:: Raw data ::

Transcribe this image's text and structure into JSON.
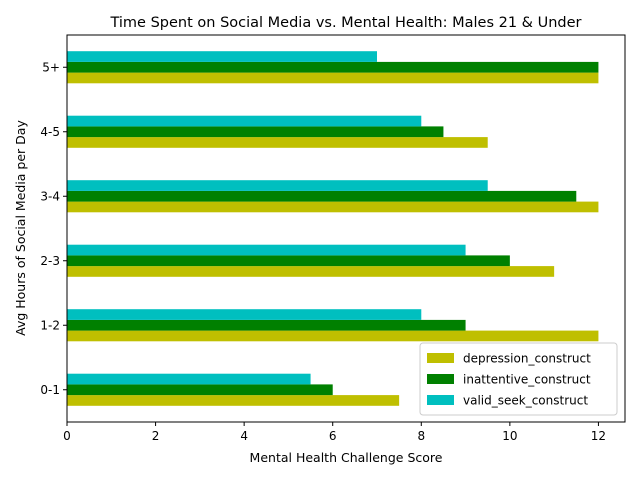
{
  "chart_data": {
    "type": "bar",
    "orientation": "horizontal",
    "title": "Time Spent on Social Media vs. Mental Health: Males 21 & Under",
    "xlabel": "Mental Health Challenge Score",
    "ylabel": "Avg Hours of Social Media per Day",
    "categories": [
      "0-1",
      "1-2",
      "2-3",
      "3-4",
      "4-5",
      "5+"
    ],
    "xlim": [
      0,
      12.6
    ],
    "xticks": [
      0,
      2,
      4,
      6,
      8,
      10,
      12
    ],
    "grid": false,
    "legend_position": "lower-right",
    "series": [
      {
        "name": "depression_construct",
        "color": "#bfbf00",
        "values": [
          7.5,
          12,
          11,
          12,
          9.5,
          12
        ]
      },
      {
        "name": "inattentive_construct",
        "color": "#008000",
        "values": [
          6,
          9,
          10,
          11.5,
          8.5,
          12
        ]
      },
      {
        "name": "valid_seek_construct",
        "color": "#00bfbf",
        "values": [
          5.5,
          8,
          9,
          9.5,
          8,
          7
        ]
      }
    ]
  }
}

:::

- What is asked: Only lines with the word "color" should be collected from the material.

- Answer in full:
        "color": "#bfbf00",
        "color": "#008000",
        "color": "#00bfbf",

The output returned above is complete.